[Dataset records]
┌──
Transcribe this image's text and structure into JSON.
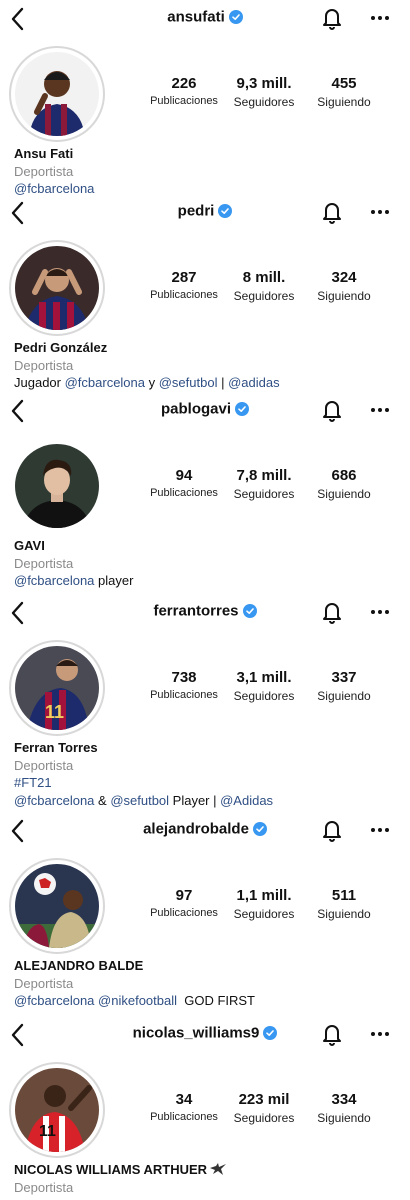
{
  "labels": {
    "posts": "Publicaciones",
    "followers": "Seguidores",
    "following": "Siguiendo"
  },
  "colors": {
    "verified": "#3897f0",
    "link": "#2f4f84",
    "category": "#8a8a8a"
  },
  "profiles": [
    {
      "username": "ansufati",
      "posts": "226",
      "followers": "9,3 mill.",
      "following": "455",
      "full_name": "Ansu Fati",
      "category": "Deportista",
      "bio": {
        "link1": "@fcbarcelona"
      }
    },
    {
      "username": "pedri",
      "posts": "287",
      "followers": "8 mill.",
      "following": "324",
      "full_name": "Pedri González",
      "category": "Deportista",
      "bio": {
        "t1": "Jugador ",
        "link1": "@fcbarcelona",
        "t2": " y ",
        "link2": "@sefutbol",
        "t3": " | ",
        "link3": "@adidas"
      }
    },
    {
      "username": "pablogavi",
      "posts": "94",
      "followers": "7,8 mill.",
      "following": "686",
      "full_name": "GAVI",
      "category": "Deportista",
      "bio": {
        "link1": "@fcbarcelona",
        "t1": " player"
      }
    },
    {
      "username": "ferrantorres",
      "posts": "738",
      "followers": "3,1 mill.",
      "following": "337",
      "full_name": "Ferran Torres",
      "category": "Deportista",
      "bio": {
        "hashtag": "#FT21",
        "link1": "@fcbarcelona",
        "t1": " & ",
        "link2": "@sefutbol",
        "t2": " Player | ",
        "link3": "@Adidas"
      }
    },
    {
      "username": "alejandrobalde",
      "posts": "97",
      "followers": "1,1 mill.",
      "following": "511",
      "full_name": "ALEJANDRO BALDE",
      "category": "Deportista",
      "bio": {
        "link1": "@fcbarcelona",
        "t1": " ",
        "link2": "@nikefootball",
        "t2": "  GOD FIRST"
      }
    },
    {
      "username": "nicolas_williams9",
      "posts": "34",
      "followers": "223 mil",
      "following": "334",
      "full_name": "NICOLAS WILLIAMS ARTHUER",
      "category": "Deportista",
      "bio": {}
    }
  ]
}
└──
┌──
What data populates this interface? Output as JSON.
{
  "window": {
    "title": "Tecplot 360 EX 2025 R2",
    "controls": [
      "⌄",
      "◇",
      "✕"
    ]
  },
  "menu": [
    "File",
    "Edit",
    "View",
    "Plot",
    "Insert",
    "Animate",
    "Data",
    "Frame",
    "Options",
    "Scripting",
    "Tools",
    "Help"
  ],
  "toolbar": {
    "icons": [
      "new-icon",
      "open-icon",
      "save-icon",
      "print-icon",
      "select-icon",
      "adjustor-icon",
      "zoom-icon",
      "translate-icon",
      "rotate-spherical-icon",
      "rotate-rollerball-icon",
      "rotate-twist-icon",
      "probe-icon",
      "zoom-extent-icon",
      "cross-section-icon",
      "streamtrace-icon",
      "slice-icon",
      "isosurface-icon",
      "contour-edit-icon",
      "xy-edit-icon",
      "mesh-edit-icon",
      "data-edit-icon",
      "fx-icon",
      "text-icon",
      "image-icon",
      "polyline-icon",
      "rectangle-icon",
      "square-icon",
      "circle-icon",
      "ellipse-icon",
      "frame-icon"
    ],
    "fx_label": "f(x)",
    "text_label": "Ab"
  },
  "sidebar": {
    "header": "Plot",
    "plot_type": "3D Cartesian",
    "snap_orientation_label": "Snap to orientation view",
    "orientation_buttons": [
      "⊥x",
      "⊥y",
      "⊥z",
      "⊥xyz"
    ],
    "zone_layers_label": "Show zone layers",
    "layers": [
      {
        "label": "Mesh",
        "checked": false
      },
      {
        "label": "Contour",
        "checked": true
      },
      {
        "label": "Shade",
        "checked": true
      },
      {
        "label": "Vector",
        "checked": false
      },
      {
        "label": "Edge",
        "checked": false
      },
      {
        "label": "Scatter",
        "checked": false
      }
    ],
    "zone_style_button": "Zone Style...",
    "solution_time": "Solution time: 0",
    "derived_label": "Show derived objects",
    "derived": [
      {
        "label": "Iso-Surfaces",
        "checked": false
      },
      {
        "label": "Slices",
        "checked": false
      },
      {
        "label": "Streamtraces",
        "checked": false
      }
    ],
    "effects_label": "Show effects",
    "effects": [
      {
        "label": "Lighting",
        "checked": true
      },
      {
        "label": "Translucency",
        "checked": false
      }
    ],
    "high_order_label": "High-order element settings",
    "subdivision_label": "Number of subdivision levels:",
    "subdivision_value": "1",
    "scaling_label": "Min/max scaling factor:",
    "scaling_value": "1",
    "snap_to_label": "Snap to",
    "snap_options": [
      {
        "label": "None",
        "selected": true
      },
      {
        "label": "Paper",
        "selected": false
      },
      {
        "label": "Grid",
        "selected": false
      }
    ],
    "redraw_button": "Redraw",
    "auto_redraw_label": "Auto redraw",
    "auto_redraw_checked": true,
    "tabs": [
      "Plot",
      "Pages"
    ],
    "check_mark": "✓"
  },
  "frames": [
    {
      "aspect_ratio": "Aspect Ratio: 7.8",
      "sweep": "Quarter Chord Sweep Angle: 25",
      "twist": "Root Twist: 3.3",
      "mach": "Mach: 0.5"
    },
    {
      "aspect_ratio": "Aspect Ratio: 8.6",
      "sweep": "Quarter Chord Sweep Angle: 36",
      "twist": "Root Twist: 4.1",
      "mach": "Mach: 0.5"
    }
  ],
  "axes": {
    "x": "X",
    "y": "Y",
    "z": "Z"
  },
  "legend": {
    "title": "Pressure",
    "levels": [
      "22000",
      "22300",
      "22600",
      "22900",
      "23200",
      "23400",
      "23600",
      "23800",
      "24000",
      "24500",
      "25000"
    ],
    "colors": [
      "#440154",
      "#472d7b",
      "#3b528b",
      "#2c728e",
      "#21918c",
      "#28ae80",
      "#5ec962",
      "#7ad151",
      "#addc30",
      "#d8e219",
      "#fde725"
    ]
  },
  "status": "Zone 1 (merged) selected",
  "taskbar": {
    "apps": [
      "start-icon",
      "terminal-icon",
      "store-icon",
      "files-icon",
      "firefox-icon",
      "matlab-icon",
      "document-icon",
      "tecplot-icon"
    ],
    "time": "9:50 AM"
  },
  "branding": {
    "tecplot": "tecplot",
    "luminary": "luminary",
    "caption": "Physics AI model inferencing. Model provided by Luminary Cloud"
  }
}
└──
## Problem
Identify each line in the entries with the word "Ratio" and copy it.

## Worked solution
      "aspect_ratio": "Aspect Ratio: 7.8",
      "aspect_ratio": "Aspect Ratio: 8.6",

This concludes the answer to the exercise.